(Data excerpts)
━━━━━━━━━━

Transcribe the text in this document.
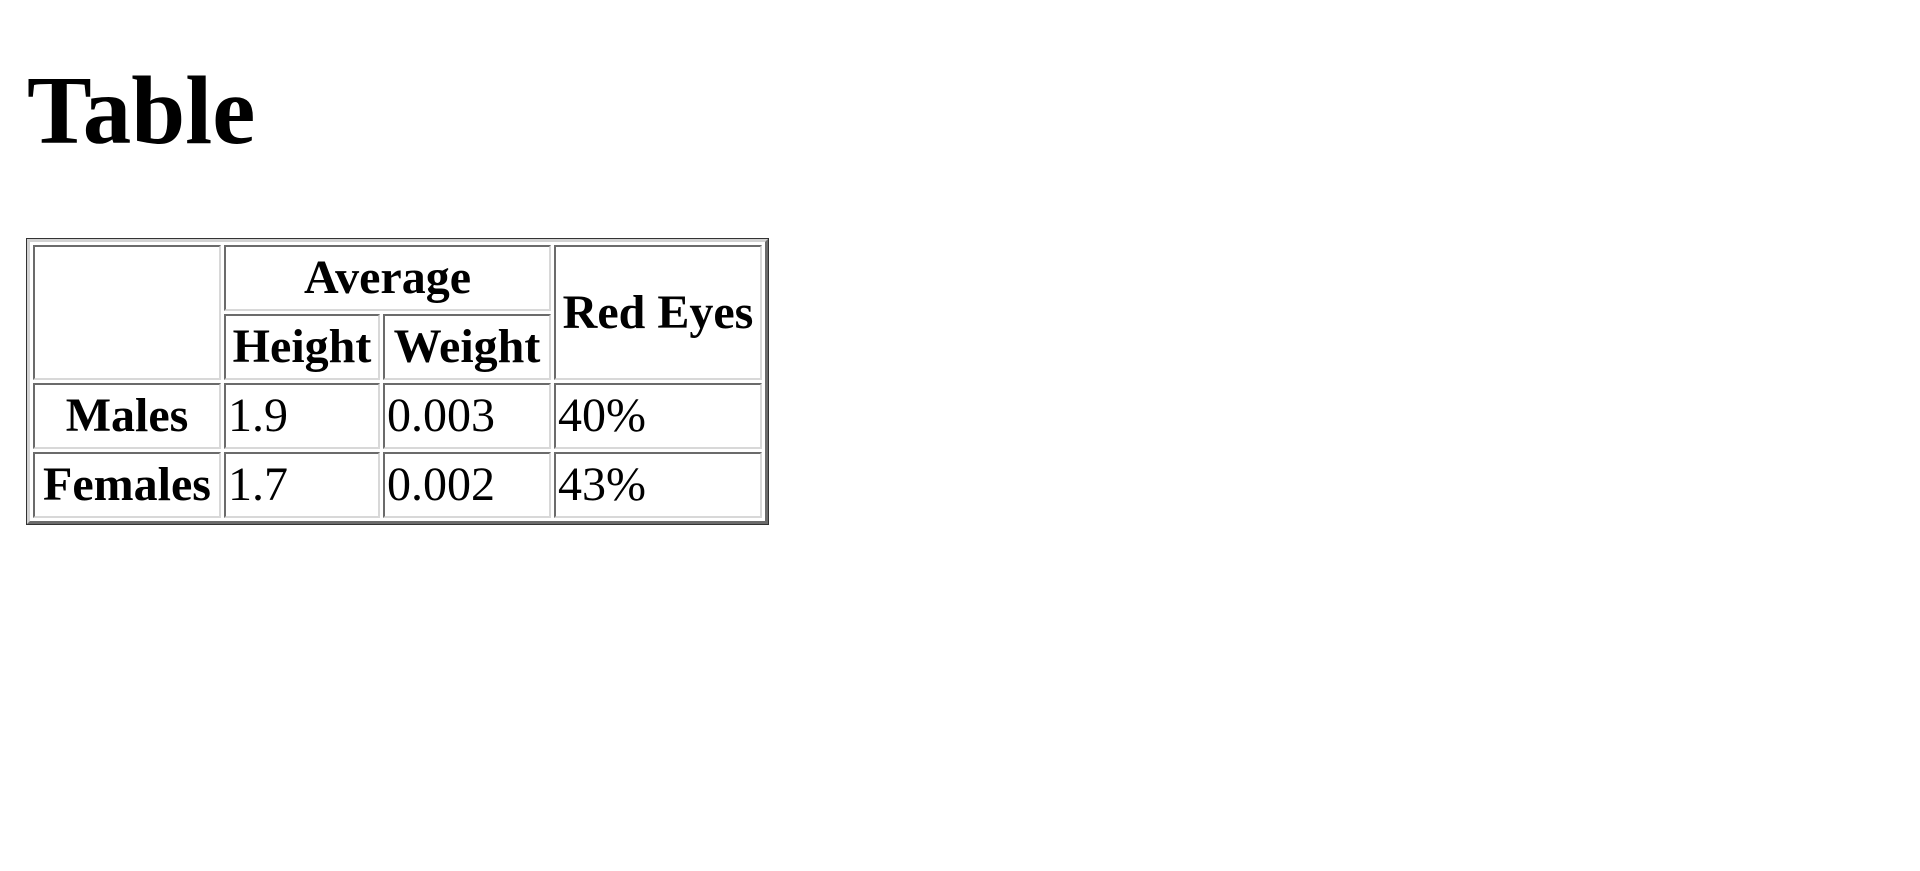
Table
	Average		Red Eyes
	Height	Weight	
Males	1.9	0.003	40%
Females	1.7	0.002	43%
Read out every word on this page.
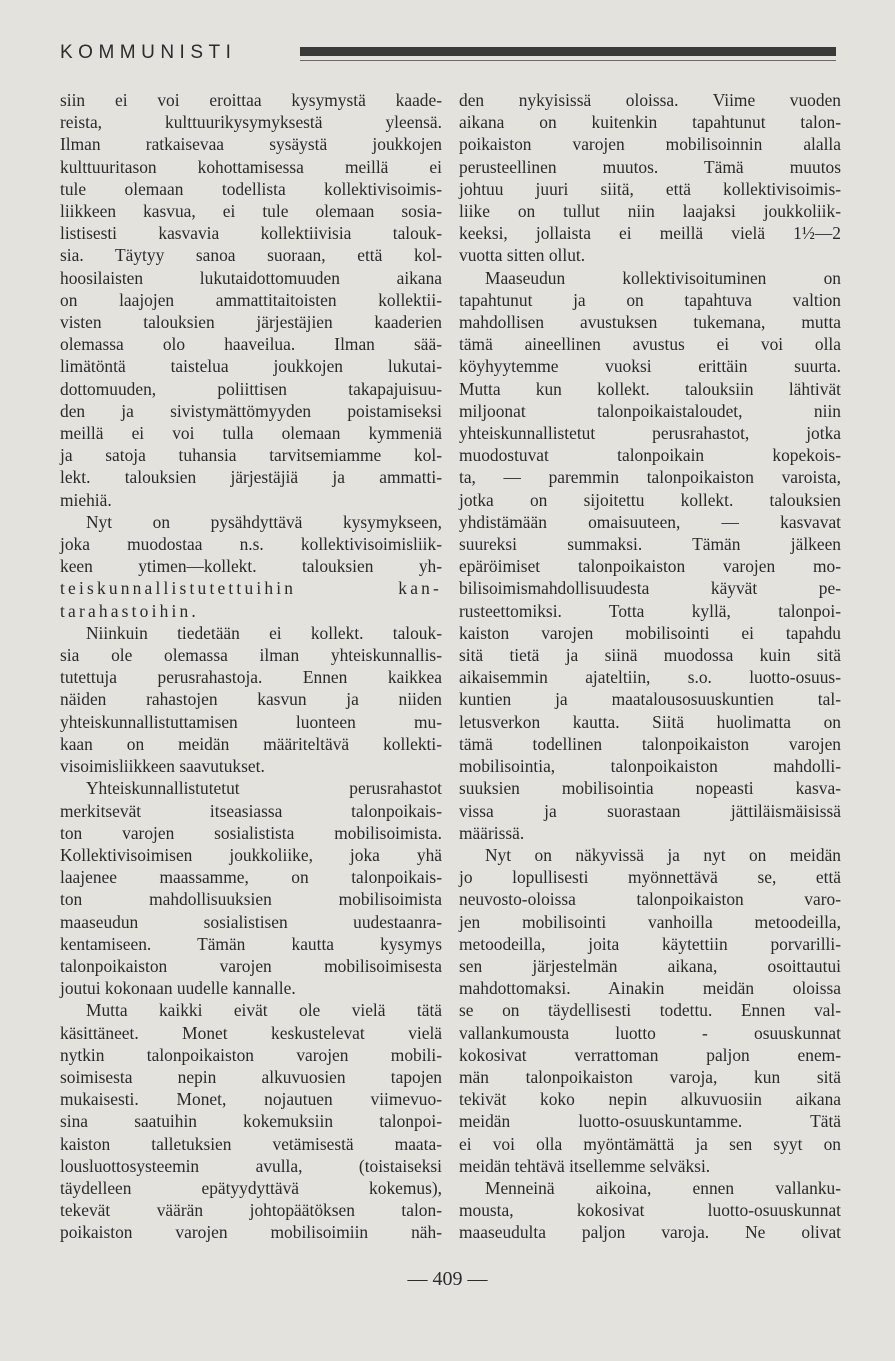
KOMMUNISTI
siin ei voi eroittaa kysymystä kaade-
reista, kulttuurikysymyksestä yleensä.
Ilman ratkaisevaa sysäystä joukkojen
kulttuuritason kohottamisessa meillä ei
tule olemaan todellista kollektivisoimis-
liikkeen kasvua, ei tule olemaan sosia-
listisesti kasvavia kollektiivisia talouk-
sia. Täytyy sanoa suoraan, että kol-
hoosilaisten lukutaidottomuuden aikana
on laajojen ammattitaitoisten kollektii-
visten talouksien järjestäjien kaaderien
olemassa olo haaveilua. Ilman sää-
limätöntä taistelua joukkojen lukutai-
dottomuuden, poliittisen takapajuisuu-
den ja sivistymättömyyden poistamiseksi
meillä ei voi tulla olemaan kymmeniä
ja satoja tuhansia tarvitsemiamme kol-
lekt. talouksien järjestäjiä ja ammatti-
miehiä.
Nyt on pysähdyttävä kysymykseen,
joka muodostaa n.s. kollektivisoimisliik-
keen ytimen—kollekt. talouksien yh-
teiskunnallistutettuihin kan-
tarahastoihin.
Niinkuin tiedetään ei kollekt. talouk-
sia ole olemassa ilman yhteiskunnallis-
tutettuja perusrahastoja. Ennen kaikkea
näiden rahastojen kasvun ja niiden
yhteiskunnallistuttamisen luonteen mu-
kaan on meidän määriteltävä kollekti-
visoimisliikkeen saavutukset.
Yhteiskunnallistutetut perusrahastot
merkitsevät itseasiassa talonpoikais-
ton varojen sosialistista mobilisoimista.
Kollektivisoimisen joukkoliike, joka yhä
laajenee maassamme, on talonpoikais-
ton mahdollisuuksien mobilisoimista
maaseudun sosialistisen uudestaanra-
kentamiseen. Tämän kautta kysymys
talonpoikaiston varojen mobilisoimisesta
joutui kokonaan uudelle kannalle.
Mutta kaikki eivät ole vielä tätä
käsittäneet. Monet keskustelevat vielä
nytkin talonpoikaiston varojen mobili-
soimisesta nepin alkuvuosien tapojen
mukaisesti. Monet, nojautuen viimevuo-
sina saatuihin kokemuksiin talonpoi-
kaiston talletuksien vetämisestä maata-
lousluottosysteemin avulla, (toistaiseksi
täydelleen epätyydyttävä kokemus),
tekevät väärän johtopäätöksen talon-
poikaiston varojen mobilisoimiin näh-
den nykyisissä oloissa. Viime vuoden
aikana on kuitenkin tapahtunut talon-
poikaiston varojen mobilisoinnin alalla
perusteellinen muutos. Tämä muutos
johtuu juuri siitä, että kollektivisoimis-
liike on tullut niin laajaksi joukkoliik-
keeksi, jollaista ei meillä vielä 1½—2
vuotta sitten ollut.
Maaseudun kollektivisoituminen on
tapahtunut ja on tapahtuva valtion
mahdollisen avustuksen tukemana, mutta
tämä aineellinen avustus ei voi olla
köyhyytemme vuoksi erittäin suurta.
Mutta kun kollekt. talouksiin lähtivät
miljoonat talonpoikaistaloudet, niin
yhteiskunnallistetut perusrahastot, jotka
muodostuvat talonpoikain kopekois-
ta, — paremmin talonpoikaiston varoista,
jotka on sijoitettu kollekt. talouksien
yhdistämään omaisuuteen, — kasvavat
suureksi summaksi. Tämän jälkeen
epäröimiset talonpoikaiston varojen mo-
bilisoimismahdollisuudesta käyvät pe-
rusteettomiksi. Totta kyllä, talonpoi-
kaiston varojen mobilisointi ei tapahdu
sitä tietä ja siinä muodossa kuin sitä
aikaisemmin ajateltiin, s.o. luotto-osuus-
kuntien ja maatalousosuuskuntien tal-
letusverkon kautta. Siitä huolimatta on
tämä todellinen talonpoikaiston varojen
mobilisointia, talonpoikaiston mahdolli-
suuksien mobilisointia nopeasti kasva-
vissa ja suorastaan jättiläismäisissä
määrissä.
Nyt on näkyvissä ja nyt on meidän
jo lopullisesti myönnettävä se, että
neuvosto-oloissa talonpoikaiston varo-
jen mobilisointi vanhoilla metoodeilla,
metoodeilla, joita käytettiin porvarilli-
sen järjestelmän aikana, osoittautui
mahdottomaksi. Ainakin meidän oloissa
se on täydellisesti todettu. Ennen val-
vallankumousta luotto - osuuskunnat
kokosivat verrattoman paljon enem-
män talonpoikaiston varoja, kun sitä
tekivät koko nepin alkuvuosiin aikana
meidän luotto-osuuskuntamme. Tätä
ei voi olla myöntämättä ja sen syyt on
meidän tehtävä itsellemme selväksi.
Menneinä aikoina, ennen vallanku-
mousta, kokosivat luotto-osuuskunnat
maaseudulta paljon varoja. Ne olivat
— 409 —
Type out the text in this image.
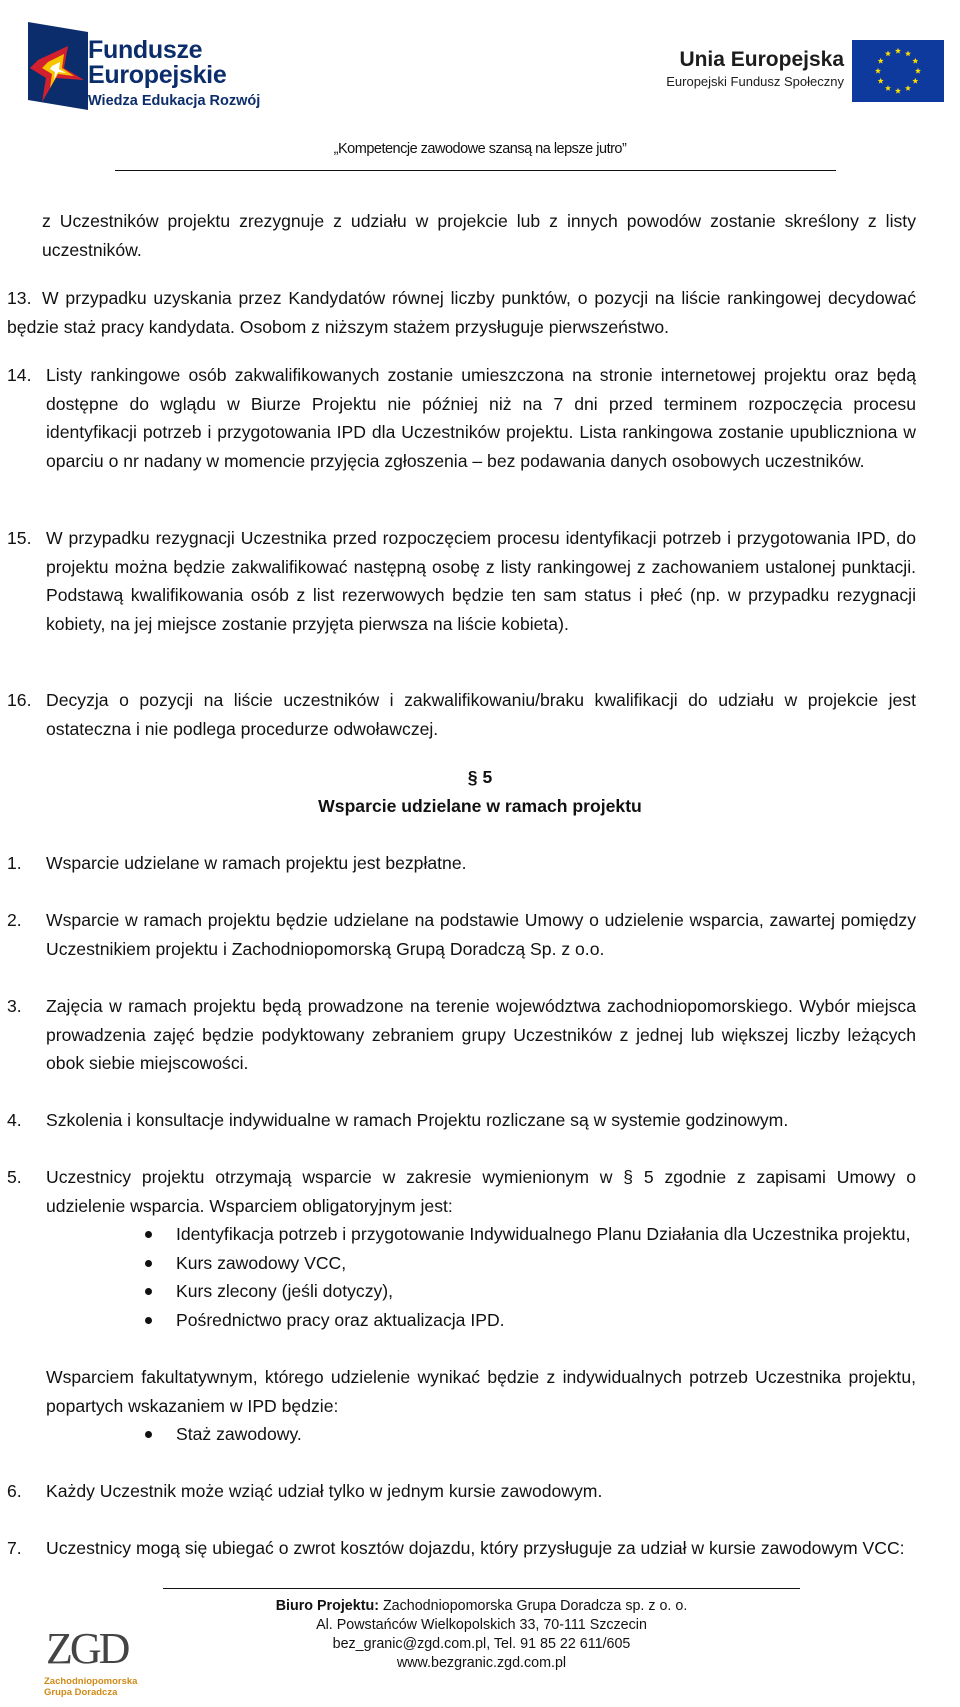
Fundusze
Europejskie
Wiedza Edukacja Rozwój
Unia Europejska
Europejski Fundusz Społeczny
„Kompetencje zawodowe szansą na lepsze jutro”

z Uczestników projektu zrezygnuje z udziału w projekcie lub z innych powodów zostanie skreślony z listy uczestników.

13. W przypadku uzyskania przez Kandydatów równej liczby punktów, o pozycji na liście rankingowej decydować będzie staż pracy kandydata. Osobom z niższym stażem przysługuje pierwszeństwo.
14. Listy rankingowe osób zakwalifikowanych zostanie umieszczona na stronie internetowej projektu oraz będą dostępne do wglądu w Biurze Projektu nie później niż na 7 dni przed terminem rozpoczęcia procesu identyfikacji potrzeb i przygotowania IPD dla Uczestników projektu. Lista rankingowa zostanie upubliczniona w oparciu o nr nadany w momencie przyjęcia zgłoszenia – bez podawania danych osobowych uczestników.
15. W przypadku rezygnacji Uczestnika przed rozpoczęciem procesu identyfikacji potrzeb i przygotowania IPD, do projektu można będzie zakwalifikować następną osobę z listy rankingowej z zachowaniem ustalonej punktacji. Podstawą kwalifikowania osób z list rezerwowych będzie ten sam status i płeć (np. w przypadku rezygnacji kobiety, na jej miejsce zostanie przyjęta pierwsza na liście kobieta).
16. Decyzja o pozycji na liście uczestników i zakwalifikowaniu/braku kwalifikacji do udziału w projekcie jest ostateczna i nie podlega procedurze odwoławczej.
§ 5
Wsparcie udzielane w ramach projektu
1. Wsparcie udzielane w ramach projektu jest bezpłatne.
2. Wsparcie w ramach projektu będzie udzielane na podstawie Umowy o udzielenie wsparcia, zawartej pomiędzy Uczestnikiem projektu i Zachodniopomorską Grupą Doradczą Sp. z o.o.
3. Zajęcia w ramach projektu będą prowadzone na terenie województwa zachodniopomorskiego. Wybór miejsca prowadzenia zajęć będzie podyktowany zebraniem grupy Uczestników z jednej lub większej liczby leżących obok siebie miejscowości.
4. Szkolenia i konsultacje indywidualne w ramach Projektu rozliczane są w systemie godzinowym.
5. Uczestnicy projektu otrzymają wsparcie w zakresie wymienionym w § 5 zgodnie z zapisami Umowy o udzielenie wsparcia. Wsparciem obligatoryjnym jest:
Identyfikacja potrzeb i przygotowanie Indywidualnego Planu Działania dla Uczestnika projektu,
Kurs zawodowy VCC,
Kurs zlecony (jeśli dotyczy),
Pośrednictwo pracy oraz aktualizacja IPD.

Wsparciem fakultatywnym, którego udzielenie wynikać będzie z indywidualnych potrzeb Uczestnika projektu, popartych wskazaniem w IPD będzie:

Staż zawodowy.
6. Każdy Uczestnik może wziąć udział tylko w jednym kursie zawodowym.
7. Uczestnicy mogą się ubiegać o zwrot kosztów dojazdu, który przysługuje za udział w kursie zawodowym VCC:
ZGD
Zachodniopomorska
Grupa Doradcza
Biuro Projektu: Zachodniopomorska Grupa Doradcza sp. z o. o.
Al. Powstańców Wielkopolskich 33, 70-111 Szczecin
bez_granic@zgd.com.pl, Tel. 91 85 22 611/605
www.bezgranic.zgd.com.pl
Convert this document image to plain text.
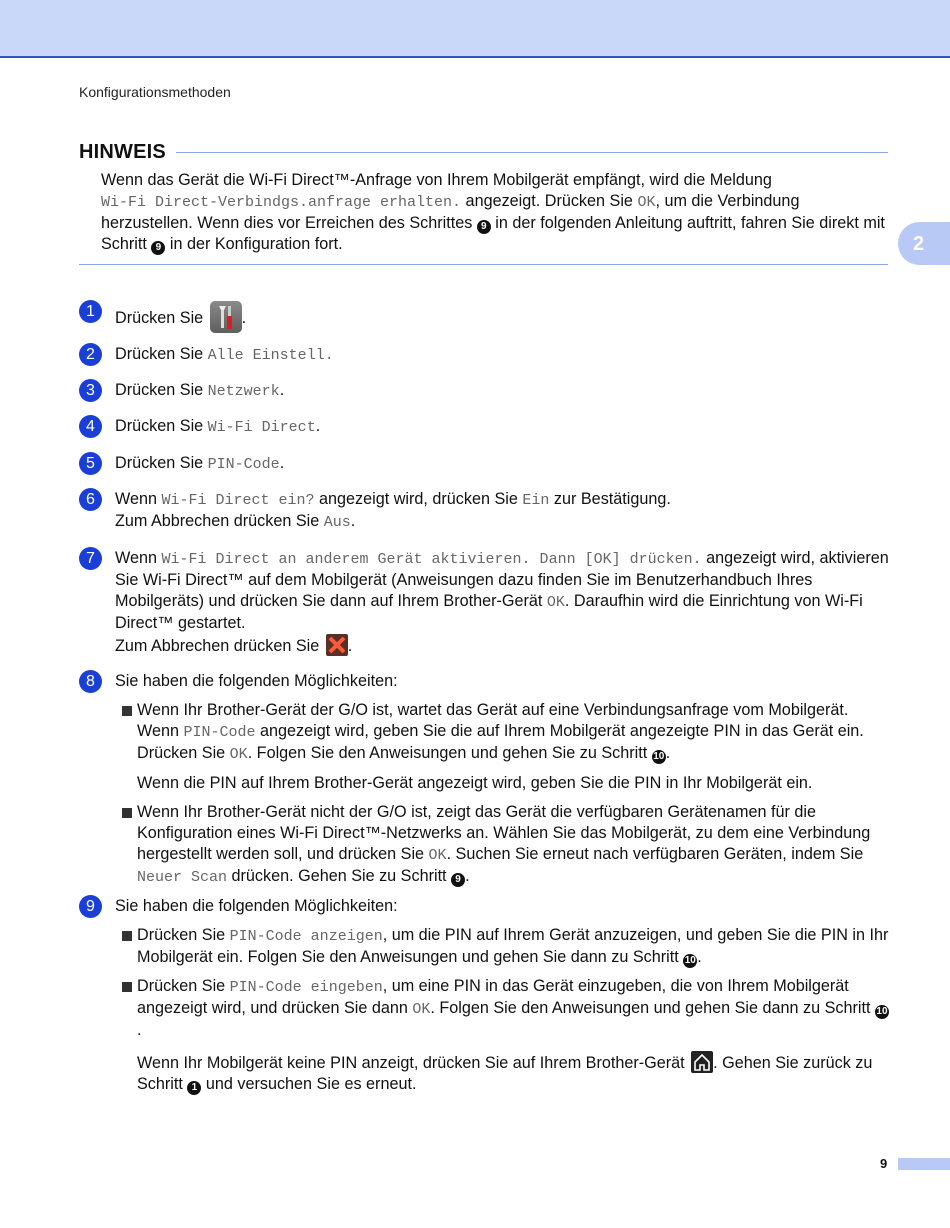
Konfigurationsmethoden
2
HINWEIS
Wenn das Gerät die Wi-Fi Direct™-Anfrage von Ihrem Mobilgerät empfängt, wird die Meldung
Wi-Fi Direct-Verbindgs.anfrage erhalten. angezeigt. Drücken Sie OK, um die Verbindung herzustellen. Wenn dies vor Erreichen des Schrittes 9 in der folgenden Anleitung auftritt, fahren Sie direkt mit Schritt 9 in der Konfiguration fort.
1	Drücken Sie .
2	Drücken Sie Alle Einstell.
3	Drücken Sie Netzwerk.
4	Drücken Sie Wi-Fi Direct.
5	Drücken Sie PIN-Code.
6	Wenn Wi-Fi Direct ein? angezeigt wird, drücken Sie Ein zur Bestätigung.
Zum Abbrechen drücken Sie Aus.
7	Wenn Wi-Fi Direct an anderem Gerät aktivieren. Dann [OK] drücken. angezeigt wird, aktivieren Sie Wi-Fi Direct™ auf dem Mobilgerät (Anweisungen dazu finden Sie im Benutzerhandbuch Ihres Mobilgeräts) und drücken Sie dann auf Ihrem Brother-Gerät OK. Daraufhin wird die Einrichtung von Wi-Fi Direct™ gestartet.
Zum Abbrechen drücken Sie .
8	Sie haben die folgenden Möglichkeiten:

Wenn Ihr Brother-Gerät der G/O ist, wartet das Gerät auf eine Verbindungsanfrage vom Mobilgerät. Wenn PIN-Code angezeigt wird, geben Sie die auf Ihrem Mobilgerät angezeigte PIN in das Gerät ein. Drücken Sie OK. Folgen Sie den Anweisungen und gehen Sie zu Schritt 10.

Wenn die PIN auf Ihrem Brother-Gerät angezeigt wird, geben Sie die PIN in Ihr Mobilgerät ein.

Wenn Ihr Brother-Gerät nicht der G/O ist, zeigt das Gerät die verfügbaren Gerätenamen für die Konfiguration eines Wi-Fi Direct™-Netzwerks an. Wählen Sie das Mobilgerät, zu dem eine Verbindung hergestellt werden soll, und drücken Sie OK. Suchen Sie erneut nach verfügbaren Geräten, indem Sie Neuer Scan drücken. Gehen Sie zu Schritt 9 .
9	Sie haben die folgenden Möglichkeiten:

Drücken Sie PIN-Code anzeigen, um die PIN auf Ihrem Gerät anzuzeigen, und geben Sie die PIN in Ihr Mobilgerät ein. Folgen Sie den Anweisungen und gehen Sie dann zu Schritt 10.
Drücken Sie PIN-Code eingeben, um eine PIN in das Gerät einzugeben, die von Ihrem Mobilgerät angezeigt wird, und drücken Sie dann OK. Folgen Sie den Anweisungen und gehen Sie dann zu Schritt 10.

Wenn Ihr Mobilgerät keine PIN anzeigt, drücken Sie auf Ihrem Brother-Gerät . Gehen Sie zurück zu Schritt 1 und versuchen Sie es erneut.

9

━━━━━━━━━━

REQUIREMENTS
From the data above, copy each line that has the string "meillä".

CORRECT RESPONSE
kulttuuritason kohottamisessa meillä ei
meillä ei voi tulla olemaan kymmeniä
keeksi, jollaista ei meillä vielä 1½—2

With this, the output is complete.